[PROBLEM TO SOLVE]
Out of the lines below, please list those that hold the string "nhập".
=======
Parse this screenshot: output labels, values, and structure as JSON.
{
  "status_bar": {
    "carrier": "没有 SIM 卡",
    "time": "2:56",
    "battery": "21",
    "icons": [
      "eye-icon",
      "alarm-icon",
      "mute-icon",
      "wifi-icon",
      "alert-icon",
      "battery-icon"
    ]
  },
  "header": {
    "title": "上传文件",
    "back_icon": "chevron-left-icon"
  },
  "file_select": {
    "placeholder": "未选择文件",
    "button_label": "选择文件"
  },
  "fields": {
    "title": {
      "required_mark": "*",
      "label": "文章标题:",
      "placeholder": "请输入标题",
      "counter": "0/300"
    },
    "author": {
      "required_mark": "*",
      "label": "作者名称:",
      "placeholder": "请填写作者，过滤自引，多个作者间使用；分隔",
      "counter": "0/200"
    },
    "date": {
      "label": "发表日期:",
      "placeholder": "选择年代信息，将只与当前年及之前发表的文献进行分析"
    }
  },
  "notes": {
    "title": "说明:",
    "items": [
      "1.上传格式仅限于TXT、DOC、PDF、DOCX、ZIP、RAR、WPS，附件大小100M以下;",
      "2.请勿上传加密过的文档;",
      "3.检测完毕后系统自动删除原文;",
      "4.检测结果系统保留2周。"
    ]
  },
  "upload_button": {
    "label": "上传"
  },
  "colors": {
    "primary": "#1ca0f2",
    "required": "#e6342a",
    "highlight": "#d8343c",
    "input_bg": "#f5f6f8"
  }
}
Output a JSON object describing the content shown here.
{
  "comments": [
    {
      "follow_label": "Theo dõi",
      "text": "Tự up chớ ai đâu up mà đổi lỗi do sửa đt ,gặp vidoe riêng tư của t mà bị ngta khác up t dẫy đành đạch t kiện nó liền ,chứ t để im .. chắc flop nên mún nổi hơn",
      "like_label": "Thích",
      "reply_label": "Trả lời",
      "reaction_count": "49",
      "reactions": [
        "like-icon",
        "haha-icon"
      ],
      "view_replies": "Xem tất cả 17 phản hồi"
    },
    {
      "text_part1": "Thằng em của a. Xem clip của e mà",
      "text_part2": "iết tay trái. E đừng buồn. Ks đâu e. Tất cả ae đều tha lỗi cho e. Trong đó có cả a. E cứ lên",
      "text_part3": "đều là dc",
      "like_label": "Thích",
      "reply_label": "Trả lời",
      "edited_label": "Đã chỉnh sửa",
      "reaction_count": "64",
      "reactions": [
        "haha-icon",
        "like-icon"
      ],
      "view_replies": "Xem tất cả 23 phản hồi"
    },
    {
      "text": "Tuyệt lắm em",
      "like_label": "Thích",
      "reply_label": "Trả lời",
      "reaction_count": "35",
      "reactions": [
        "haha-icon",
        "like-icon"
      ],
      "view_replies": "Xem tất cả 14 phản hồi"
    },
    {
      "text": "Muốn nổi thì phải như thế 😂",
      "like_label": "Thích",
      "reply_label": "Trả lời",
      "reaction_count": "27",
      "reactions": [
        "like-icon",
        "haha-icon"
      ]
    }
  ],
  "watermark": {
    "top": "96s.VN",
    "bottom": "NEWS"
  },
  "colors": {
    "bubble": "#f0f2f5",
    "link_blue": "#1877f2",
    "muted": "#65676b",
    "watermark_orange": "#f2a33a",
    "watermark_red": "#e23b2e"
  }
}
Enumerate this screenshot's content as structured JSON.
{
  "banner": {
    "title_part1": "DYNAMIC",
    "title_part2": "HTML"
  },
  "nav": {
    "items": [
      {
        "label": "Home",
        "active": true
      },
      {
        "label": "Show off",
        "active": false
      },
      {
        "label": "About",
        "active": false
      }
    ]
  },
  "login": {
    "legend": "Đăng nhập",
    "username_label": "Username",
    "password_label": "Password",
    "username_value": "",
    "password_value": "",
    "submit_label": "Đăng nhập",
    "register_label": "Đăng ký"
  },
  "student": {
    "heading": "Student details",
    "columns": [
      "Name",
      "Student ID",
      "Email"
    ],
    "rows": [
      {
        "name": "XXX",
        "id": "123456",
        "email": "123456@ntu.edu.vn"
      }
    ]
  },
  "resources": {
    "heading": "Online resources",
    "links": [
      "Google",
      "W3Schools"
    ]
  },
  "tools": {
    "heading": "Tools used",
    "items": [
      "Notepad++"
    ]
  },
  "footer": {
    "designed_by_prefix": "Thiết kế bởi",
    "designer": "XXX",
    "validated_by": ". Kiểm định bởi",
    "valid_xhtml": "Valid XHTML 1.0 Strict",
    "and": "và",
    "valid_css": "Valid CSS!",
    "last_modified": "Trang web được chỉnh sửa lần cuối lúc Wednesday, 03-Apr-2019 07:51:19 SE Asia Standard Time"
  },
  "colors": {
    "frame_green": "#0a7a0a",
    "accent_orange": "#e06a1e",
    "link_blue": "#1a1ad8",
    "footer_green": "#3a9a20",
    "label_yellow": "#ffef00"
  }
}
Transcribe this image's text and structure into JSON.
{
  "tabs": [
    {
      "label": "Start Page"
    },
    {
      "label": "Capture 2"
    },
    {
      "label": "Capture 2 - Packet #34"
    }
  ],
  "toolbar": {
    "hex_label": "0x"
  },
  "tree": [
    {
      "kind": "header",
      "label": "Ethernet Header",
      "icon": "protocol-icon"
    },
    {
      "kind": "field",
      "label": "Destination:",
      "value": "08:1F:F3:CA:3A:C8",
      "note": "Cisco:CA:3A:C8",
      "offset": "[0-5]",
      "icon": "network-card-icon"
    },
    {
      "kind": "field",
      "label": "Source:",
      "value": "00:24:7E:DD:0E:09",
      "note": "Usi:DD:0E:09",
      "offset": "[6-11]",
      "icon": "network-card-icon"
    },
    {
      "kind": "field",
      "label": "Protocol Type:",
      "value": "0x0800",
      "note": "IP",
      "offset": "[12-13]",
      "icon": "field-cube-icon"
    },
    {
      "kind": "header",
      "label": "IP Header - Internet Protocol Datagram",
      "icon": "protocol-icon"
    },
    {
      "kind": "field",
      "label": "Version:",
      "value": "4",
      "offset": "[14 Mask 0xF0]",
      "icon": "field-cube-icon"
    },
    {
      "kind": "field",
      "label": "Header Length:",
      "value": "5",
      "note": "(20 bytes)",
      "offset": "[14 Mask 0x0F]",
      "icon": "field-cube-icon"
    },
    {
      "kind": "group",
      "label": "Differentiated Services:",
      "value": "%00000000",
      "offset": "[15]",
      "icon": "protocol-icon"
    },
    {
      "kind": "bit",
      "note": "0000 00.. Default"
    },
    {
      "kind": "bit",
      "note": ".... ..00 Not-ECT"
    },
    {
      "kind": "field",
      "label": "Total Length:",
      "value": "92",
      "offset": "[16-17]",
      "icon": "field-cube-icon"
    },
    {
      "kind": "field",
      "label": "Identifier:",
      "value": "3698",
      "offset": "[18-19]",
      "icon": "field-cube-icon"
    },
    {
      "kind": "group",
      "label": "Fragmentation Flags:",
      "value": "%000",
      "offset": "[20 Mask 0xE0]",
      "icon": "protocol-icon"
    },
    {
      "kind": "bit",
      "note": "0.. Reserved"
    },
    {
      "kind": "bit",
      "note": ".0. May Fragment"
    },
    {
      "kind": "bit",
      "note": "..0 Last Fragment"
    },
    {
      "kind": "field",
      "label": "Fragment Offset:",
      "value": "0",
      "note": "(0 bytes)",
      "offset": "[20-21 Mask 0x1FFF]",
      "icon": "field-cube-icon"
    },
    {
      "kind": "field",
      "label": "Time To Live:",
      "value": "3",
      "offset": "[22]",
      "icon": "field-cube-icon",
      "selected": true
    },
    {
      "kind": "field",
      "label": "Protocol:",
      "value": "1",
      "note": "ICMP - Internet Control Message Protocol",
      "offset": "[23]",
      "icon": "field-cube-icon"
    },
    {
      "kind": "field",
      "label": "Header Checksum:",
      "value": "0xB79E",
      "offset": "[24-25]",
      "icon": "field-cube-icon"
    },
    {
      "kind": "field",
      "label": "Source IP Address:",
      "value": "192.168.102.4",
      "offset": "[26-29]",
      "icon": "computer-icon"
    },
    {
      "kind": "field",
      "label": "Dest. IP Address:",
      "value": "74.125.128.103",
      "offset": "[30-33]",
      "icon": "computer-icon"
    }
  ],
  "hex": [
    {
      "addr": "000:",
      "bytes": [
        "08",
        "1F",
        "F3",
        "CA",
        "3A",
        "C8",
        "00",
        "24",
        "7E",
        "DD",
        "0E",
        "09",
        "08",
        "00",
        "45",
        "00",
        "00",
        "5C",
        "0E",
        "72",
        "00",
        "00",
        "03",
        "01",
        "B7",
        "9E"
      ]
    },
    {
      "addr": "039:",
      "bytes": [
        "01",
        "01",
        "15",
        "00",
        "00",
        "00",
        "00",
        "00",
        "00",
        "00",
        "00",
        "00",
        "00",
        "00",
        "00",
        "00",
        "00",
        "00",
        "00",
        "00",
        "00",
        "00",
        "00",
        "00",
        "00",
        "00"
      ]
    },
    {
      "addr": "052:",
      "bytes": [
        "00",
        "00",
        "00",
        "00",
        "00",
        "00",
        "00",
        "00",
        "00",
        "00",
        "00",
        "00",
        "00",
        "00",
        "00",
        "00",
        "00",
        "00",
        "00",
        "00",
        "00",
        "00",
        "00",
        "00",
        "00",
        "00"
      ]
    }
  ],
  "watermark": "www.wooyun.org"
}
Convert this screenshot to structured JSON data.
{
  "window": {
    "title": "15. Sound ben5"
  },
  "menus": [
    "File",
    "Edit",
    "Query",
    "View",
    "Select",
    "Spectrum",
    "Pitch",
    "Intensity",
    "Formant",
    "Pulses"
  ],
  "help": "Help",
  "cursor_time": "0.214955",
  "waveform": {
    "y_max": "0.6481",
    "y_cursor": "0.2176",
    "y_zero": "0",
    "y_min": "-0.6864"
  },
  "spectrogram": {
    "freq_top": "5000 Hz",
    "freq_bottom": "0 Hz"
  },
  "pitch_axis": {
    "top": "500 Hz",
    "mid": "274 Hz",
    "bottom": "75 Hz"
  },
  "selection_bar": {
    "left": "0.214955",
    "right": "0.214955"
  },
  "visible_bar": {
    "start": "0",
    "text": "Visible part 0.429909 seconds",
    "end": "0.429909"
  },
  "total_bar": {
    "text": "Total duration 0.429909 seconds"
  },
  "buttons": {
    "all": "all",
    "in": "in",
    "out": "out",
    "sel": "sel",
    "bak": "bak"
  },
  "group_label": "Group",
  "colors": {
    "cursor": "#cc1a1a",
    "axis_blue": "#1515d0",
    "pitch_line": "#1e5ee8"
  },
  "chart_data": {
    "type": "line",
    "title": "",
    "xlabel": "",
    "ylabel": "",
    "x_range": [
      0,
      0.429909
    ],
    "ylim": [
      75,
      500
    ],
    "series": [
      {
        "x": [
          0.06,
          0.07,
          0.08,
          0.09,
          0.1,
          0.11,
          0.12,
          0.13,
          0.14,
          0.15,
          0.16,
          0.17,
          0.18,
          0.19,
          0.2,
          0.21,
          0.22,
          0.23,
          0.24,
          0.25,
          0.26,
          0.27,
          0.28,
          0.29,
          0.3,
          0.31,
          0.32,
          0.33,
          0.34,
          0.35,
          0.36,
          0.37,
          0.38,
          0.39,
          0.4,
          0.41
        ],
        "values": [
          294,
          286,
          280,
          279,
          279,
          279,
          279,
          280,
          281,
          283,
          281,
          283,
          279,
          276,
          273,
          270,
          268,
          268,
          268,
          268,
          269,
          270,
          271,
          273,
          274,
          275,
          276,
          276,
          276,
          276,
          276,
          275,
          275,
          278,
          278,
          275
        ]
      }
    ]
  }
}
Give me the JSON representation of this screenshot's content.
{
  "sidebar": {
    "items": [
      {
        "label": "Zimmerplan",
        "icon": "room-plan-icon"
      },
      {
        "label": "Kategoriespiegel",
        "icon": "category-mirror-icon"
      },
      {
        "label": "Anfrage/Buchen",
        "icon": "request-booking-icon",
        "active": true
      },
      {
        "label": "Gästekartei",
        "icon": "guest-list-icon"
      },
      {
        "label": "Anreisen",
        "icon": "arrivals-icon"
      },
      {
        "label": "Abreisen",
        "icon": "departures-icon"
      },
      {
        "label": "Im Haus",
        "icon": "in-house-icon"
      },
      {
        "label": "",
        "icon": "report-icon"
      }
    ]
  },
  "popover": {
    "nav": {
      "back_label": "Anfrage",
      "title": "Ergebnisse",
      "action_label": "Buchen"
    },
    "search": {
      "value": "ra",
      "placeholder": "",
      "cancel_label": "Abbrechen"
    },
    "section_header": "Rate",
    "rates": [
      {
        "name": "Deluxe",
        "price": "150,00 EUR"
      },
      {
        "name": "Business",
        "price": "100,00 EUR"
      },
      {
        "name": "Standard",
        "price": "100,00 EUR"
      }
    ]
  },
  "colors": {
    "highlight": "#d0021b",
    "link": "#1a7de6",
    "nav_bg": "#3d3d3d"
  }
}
=======
[EXPECTED OUTPUT]
    "legend": "Đăng nhập",
    "submit_label": "Đăng nhập",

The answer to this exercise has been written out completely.